=== WRITTEN EXERCISE ===
Print the listing that follows, character for character.
─── PROVIDED INFORMATION
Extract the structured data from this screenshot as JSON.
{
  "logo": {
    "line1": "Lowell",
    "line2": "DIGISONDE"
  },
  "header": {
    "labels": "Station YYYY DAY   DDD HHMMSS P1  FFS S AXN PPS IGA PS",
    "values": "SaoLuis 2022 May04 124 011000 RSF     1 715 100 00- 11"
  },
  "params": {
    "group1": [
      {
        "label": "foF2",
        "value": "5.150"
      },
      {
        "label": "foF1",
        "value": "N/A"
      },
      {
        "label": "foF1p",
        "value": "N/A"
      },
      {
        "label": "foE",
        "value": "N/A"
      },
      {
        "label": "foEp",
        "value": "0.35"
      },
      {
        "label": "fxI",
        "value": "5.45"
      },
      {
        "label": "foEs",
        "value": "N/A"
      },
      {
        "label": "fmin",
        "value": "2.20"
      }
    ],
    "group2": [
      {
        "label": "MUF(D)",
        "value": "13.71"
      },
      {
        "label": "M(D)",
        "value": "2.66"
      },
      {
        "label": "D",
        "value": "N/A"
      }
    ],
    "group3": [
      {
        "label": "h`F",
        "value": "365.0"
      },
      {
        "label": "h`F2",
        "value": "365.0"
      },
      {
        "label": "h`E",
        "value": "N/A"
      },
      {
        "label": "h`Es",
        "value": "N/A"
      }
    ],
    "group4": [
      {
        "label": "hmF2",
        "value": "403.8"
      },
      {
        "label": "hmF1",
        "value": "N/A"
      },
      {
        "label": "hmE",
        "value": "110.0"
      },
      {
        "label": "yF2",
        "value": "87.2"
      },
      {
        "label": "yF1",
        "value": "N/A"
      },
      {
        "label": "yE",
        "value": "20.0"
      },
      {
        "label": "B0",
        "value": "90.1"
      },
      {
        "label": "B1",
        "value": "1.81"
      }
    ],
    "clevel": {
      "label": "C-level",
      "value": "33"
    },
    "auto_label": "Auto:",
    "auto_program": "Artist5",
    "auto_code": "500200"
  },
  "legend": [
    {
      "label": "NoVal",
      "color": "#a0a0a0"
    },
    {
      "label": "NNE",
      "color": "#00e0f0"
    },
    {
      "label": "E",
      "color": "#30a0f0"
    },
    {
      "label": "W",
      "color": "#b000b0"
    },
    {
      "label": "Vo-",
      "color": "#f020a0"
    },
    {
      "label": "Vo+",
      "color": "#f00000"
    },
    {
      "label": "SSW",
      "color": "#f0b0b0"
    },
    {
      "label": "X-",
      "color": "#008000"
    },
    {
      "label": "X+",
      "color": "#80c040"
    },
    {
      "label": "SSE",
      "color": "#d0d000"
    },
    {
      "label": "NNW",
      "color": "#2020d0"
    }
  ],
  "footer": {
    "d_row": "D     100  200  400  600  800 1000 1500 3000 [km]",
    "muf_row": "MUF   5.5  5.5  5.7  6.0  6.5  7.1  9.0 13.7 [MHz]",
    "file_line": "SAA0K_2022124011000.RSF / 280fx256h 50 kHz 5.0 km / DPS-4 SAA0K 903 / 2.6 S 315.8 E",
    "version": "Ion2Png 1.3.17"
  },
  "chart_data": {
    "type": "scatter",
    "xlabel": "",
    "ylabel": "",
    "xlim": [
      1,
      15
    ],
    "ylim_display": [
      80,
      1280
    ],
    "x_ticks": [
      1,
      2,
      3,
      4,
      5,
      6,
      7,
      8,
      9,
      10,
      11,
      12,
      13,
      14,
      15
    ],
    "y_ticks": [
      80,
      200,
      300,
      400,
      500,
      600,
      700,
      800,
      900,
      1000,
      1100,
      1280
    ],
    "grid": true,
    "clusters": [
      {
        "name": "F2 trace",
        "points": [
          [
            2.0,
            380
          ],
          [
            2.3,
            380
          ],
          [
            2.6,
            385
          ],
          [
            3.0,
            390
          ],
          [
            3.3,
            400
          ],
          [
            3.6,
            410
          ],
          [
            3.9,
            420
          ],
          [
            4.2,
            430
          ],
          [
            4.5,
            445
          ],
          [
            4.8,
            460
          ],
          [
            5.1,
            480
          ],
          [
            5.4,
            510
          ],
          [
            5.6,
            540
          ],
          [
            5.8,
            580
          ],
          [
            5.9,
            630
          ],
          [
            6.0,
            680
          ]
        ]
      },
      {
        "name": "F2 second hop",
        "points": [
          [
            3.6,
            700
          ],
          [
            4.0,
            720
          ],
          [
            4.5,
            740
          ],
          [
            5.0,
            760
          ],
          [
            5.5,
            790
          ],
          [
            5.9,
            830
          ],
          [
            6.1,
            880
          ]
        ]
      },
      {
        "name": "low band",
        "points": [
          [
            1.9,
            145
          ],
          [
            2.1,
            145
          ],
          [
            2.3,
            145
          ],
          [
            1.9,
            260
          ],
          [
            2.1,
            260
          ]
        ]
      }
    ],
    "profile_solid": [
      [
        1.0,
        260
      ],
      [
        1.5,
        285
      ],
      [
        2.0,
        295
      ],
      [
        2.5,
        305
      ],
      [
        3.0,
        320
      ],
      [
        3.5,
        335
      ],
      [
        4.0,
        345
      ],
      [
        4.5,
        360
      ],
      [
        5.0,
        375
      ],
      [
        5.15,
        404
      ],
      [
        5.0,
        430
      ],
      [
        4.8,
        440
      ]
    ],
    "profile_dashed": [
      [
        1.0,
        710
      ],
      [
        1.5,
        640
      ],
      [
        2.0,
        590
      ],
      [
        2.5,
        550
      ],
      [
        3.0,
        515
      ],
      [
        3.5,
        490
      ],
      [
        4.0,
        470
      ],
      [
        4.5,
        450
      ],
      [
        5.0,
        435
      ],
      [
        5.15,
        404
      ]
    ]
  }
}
──────
=== THE COMPLETED TASK ===
Extract the structured data from this screenshot as JSON.
{
  "logo": {
    "line1": "Lowell",
    "line2": "DIGISONDE"
  },
  "header": {
    "labels": "Station YYYY DAY   DDD HHMMSS P1  FFS S AXN PPS IGA PS",
    "values": "SaoLuis 2022 May04 124 011000 RSF     1 715 100 00- 11"
  },
  "params": {
    "group1": [
      {
        "label": "foF2",
        "value": "5.150"
      },
      {
        "label": "foF1",
        "value": "N/A"
      },
      {
        "label": "foF1p",
        "value": "N/A"
      },
      {
        "label": "foE",
        "value": "N/A"
      },
      {
        "label": "foEp",
        "value": "0.35"
      },
      {
        "label": "fxI",
        "value": "5.45"
      },
      {
        "label": "foEs",
        "value": "N/A"
      },
      {
        "label": "fmin",
        "value": "2.20"
      }
    ],
    "group2": [
      {
        "label": "MUF(D)",
        "value": "13.71"
      },
      {
        "label": "M(D)",
        "value": "2.66"
      },
      {
        "label": "D",
        "value": "N/A"
      }
    ],
    "group3": [
      {
        "label": "h`F",
        "value": "365.0"
      },
      {
        "label": "h`F2",
        "value": "365.0"
      },
      {
        "label": "h`E",
        "value": "N/A"
      },
      {
        "label": "h`Es",
        "value": "N/A"
      }
    ],
    "group4": [
      {
        "label": "hmF2",
        "value": "403.8"
      },
      {
        "label": "hmF1",
        "value": "N/A"
      },
      {
        "label": "hmE",
        "value": "110.0"
      },
      {
        "label": "yF2",
        "value": "87.2"
      },
      {
        "label": "yF1",
        "value": "N/A"
      },
      {
        "label": "yE",
        "value": "20.0"
      },
      {
        "label": "B0",
        "value": "90.1"
      },
      {
        "label": "B1",
        "value": "1.81"
      }
    ],
    "clevel": {
      "label": "C-level",
      "value": "33"
    },
    "auto_label": "Auto:",
    "auto_program": "Artist5",
    "auto_code": "500200"
  },
  "legend": [
    {
      "label": "NoVal",
      "color": "#a0a0a0"
    },
    {
      "label": "NNE",
      "color": "#00e0f0"
    },
    {
      "label": "E",
      "color": "#30a0f0"
    },
    {
      "label": "W",
      "color": "#b000b0"
    },
    {
      "label": "Vo-",
      "color": "#f020a0"
    },
    {
      "label": "Vo+",
      "color": "#f00000"
    },
    {
      "label": "SSW",
      "color": "#f0b0b0"
    },
    {
      "label": "X-",
      "color": "#008000"
    },
    {
      "label": "X+",
      "color": "#80c040"
    },
    {
      "label": "SSE",
      "color": "#d0d000"
    },
    {
      "label": "NNW",
      "color": "#2020d0"
    }
  ],
  "footer": {
    "d_row": "D     100  200  400  600  800 1000 1500 3000 [km]",
    "muf_row": "MUF   5.5  5.5  5.7  6.0  6.5  7.1  9.0 13.7 [MHz]",
    "file_line": "SAA0K_2022124011000.RSF / 280fx256h 50 kHz 5.0 km / DPS-4 SAA0K 903 / 2.6 S 315.8 E",
    "version": "Ion2Png 1.3.17"
  },
  "chart_data": {
    "type": "scatter",
    "xlabel": "",
    "ylabel": "",
    "xlim": [
      1,
      15
    ],
    "ylim_display": [
      80,
      1280
    ],
    "x_ticks": [
      1,
      2,
      3,
      4,
      5,
      6,
      7,
      8,
      9,
      10,
      11,
      12,
      13,
      14,
      15
    ],
    "y_ticks": [
      80,
      200,
      300,
      400,
      500,
      600,
      700,
      800,
      900,
      1000,
      1100,
      1280
    ],
    "grid": true,
    "clusters": [
      {
        "name": "F2 trace",
        "points": [
          [
            2.0,
            380
          ],
          [
            2.3,
            380
          ],
          [
            2.6,
            385
          ],
          [
            3.0,
            390
          ],
          [
            3.3,
            400
          ],
          [
            3.6,
            410
          ],
          [
            3.9,
            420
          ],
          [
            4.2,
            430
          ],
          [
            4.5,
            445
          ],
          [
            4.8,
            460
          ],
          [
            5.1,
            480
          ],
          [
            5.4,
            510
          ],
          [
            5.6,
            540
          ],
          [
            5.8,
            580
          ],
          [
            5.9,
            630
          ],
          [
            6.0,
            680
          ]
        ]
      },
      {
        "name": "F2 second hop",
        "points": [
          [
            3.6,
            700
          ],
          [
            4.0,
            720
          ],
          [
            4.5,
            740
          ],
          [
            5.0,
            760
          ],
          [
            5.5,
            790
          ],
          [
            5.9,
            830
          ],
          [
            6.1,
            880
          ]
        ]
      },
      {
        "name": "low band",
        "points": [
          [
            1.9,
            145
          ],
          [
            2.1,
            145
          ],
          [
            2.3,
            145
          ],
          [
            1.9,
            260
          ],
          [
            2.1,
            260
          ]
        ]
      }
    ],
    "profile_solid": [
      [
        1.0,
        260
      ],
      [
        1.5,
        285
      ],
      [
        2.0,
        295
      ],
      [
        2.5,
        305
      ],
      [
        3.0,
        320
      ],
      [
        3.5,
        335
      ],
      [
        4.0,
        345
      ],
      [
        4.5,
        360
      ],
      [
        5.0,
        375
      ],
      [
        5.15,
        404
      ],
      [
        5.0,
        430
      ],
      [
        4.8,
        440
      ]
    ],
    "profile_dashed": [
      [
        1.0,
        710
      ],
      [
        1.5,
        640
      ],
      [
        2.0,
        590
      ],
      [
        2.5,
        550
      ],
      [
        3.0,
        515
      ],
      [
        3.5,
        490
      ],
      [
        4.0,
        470
      ],
      [
        4.5,
        450
      ],
      [
        5.0,
        435
      ],
      [
        5.15,
        404
      ]
    ]
  }
}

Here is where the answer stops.